*REQUEST*
Answer with one number: the count of lines in the listing below that hold the word "Subtitution".

*ENTRIES*
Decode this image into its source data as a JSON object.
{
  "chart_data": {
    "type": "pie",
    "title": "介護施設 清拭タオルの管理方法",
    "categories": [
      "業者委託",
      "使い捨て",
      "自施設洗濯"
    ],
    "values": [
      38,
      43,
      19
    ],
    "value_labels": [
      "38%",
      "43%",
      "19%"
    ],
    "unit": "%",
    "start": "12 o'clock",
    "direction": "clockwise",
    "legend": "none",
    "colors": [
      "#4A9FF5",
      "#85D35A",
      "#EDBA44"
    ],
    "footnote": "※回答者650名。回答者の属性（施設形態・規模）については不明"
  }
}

---

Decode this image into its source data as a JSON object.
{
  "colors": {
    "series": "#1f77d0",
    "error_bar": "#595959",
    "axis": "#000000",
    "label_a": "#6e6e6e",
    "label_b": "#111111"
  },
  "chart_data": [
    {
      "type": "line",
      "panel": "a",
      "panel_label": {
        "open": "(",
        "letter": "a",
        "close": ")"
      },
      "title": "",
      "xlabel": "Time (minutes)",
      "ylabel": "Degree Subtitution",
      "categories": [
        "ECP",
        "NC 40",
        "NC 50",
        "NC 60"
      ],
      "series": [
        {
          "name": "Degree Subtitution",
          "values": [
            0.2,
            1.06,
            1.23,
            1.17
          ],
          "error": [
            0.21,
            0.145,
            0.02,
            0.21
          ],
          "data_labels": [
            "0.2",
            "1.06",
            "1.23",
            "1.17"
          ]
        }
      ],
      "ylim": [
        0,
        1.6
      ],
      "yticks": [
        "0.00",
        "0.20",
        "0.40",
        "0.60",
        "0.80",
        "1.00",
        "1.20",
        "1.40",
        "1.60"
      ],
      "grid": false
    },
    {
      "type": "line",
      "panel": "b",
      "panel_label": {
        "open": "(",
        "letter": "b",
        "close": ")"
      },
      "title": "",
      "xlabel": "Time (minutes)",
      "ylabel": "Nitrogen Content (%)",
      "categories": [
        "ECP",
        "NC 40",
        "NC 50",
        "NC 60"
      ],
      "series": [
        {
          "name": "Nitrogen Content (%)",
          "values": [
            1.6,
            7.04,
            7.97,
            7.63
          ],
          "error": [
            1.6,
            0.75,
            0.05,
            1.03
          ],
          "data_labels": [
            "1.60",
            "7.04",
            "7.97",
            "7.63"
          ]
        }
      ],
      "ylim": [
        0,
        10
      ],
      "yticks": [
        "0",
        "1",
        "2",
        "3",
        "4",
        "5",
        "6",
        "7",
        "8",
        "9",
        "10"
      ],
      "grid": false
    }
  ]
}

*FULL SOLUTION*
2